## Begin PROVIDED INFORMATION
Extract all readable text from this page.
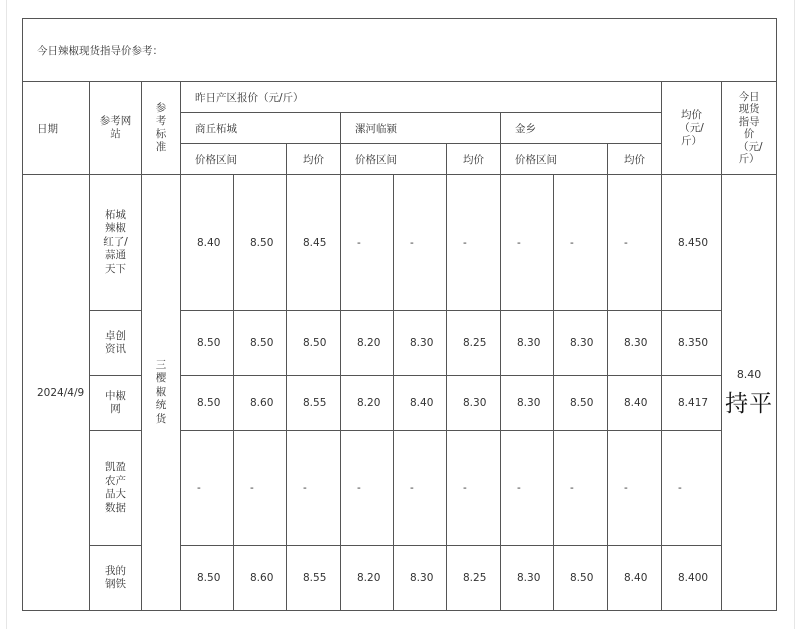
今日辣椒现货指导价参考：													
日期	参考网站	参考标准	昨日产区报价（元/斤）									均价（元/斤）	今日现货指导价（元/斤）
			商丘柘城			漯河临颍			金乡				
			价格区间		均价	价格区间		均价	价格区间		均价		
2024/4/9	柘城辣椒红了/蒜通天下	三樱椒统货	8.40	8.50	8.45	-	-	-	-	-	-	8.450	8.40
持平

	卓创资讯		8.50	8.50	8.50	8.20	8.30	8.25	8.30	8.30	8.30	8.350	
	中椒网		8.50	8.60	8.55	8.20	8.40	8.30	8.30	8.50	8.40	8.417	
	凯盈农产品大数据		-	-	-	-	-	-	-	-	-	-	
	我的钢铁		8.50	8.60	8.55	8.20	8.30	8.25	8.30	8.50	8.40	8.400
## End PROVIDED INFORMATION
## Begin PROVIDED INFORMATION
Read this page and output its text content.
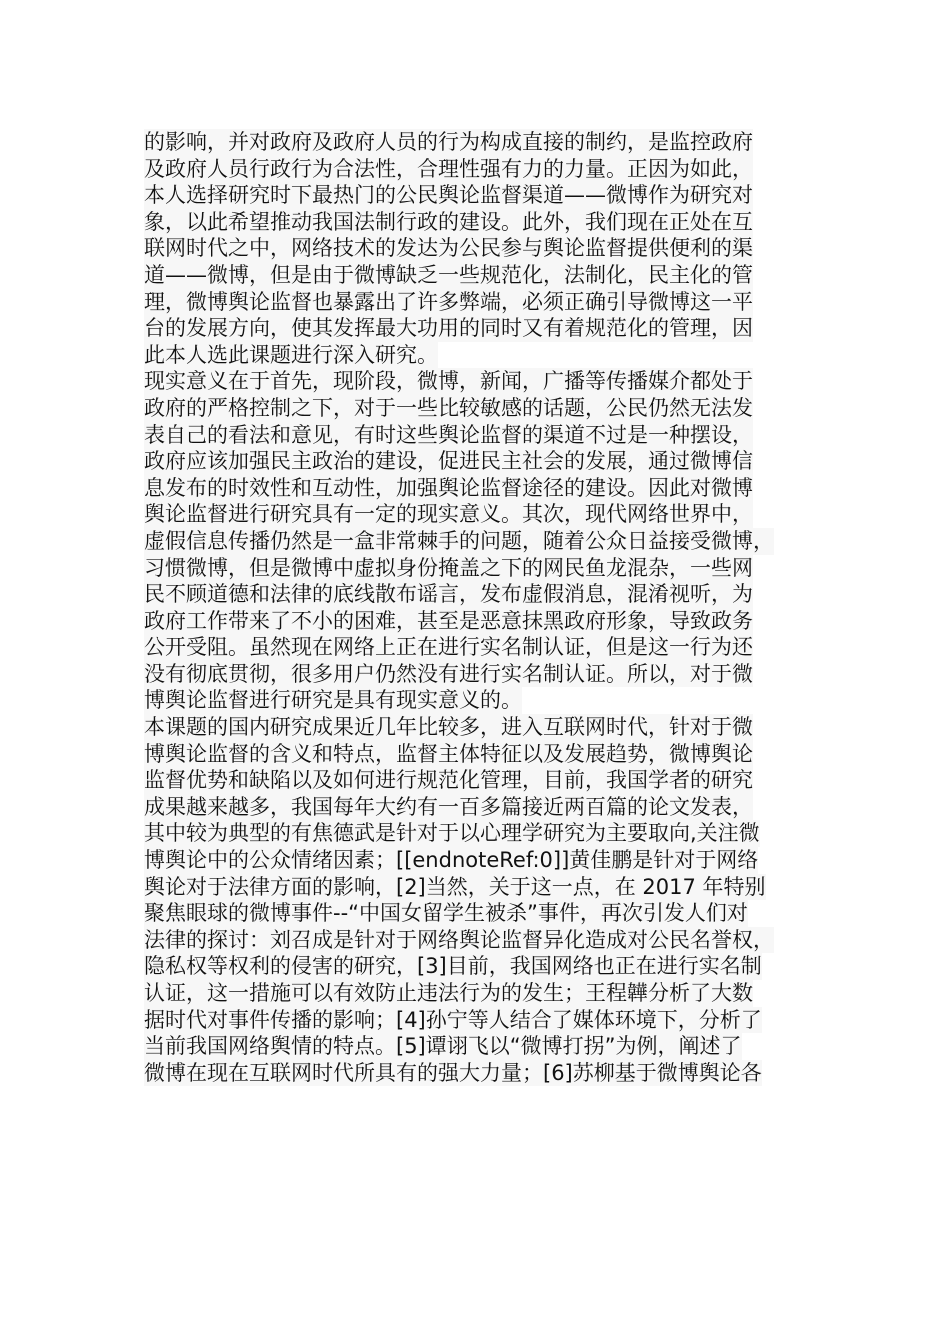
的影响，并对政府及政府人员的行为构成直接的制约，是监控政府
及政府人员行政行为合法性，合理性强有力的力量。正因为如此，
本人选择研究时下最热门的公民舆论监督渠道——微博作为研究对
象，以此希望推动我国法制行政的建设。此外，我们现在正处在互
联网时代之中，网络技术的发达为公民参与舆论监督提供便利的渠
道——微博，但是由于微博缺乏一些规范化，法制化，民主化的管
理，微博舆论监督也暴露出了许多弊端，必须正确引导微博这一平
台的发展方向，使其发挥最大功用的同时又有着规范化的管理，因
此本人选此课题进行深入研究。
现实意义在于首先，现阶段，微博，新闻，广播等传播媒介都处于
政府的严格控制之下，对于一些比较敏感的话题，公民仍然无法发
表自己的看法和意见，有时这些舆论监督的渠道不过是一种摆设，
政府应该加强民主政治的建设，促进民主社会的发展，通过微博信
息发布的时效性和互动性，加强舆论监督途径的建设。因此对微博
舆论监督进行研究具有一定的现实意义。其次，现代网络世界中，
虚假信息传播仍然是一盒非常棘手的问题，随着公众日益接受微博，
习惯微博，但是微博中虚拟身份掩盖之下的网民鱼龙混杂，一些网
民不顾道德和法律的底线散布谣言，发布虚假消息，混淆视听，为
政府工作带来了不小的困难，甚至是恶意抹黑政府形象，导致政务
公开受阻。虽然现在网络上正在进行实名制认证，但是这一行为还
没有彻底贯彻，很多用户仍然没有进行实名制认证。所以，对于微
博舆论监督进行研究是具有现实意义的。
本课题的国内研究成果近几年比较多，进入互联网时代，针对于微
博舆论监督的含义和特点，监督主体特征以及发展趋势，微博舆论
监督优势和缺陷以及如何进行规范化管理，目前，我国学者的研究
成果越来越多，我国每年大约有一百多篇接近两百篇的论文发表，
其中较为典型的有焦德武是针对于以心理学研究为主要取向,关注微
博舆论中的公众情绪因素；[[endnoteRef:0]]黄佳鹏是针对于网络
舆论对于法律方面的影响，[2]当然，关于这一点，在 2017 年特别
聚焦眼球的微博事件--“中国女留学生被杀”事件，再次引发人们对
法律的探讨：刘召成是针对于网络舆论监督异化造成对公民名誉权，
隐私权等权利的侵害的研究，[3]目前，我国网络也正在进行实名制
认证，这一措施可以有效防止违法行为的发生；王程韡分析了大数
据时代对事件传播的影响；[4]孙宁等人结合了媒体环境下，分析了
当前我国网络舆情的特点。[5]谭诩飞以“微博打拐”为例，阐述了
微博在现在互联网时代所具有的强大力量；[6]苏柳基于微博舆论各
## End PROVIDED INFORMATION
=== TASK TO COMPLETE ===
Count the lines above that contain the word "text". Give only the number.

=== SOLVED PROBLEM ===
2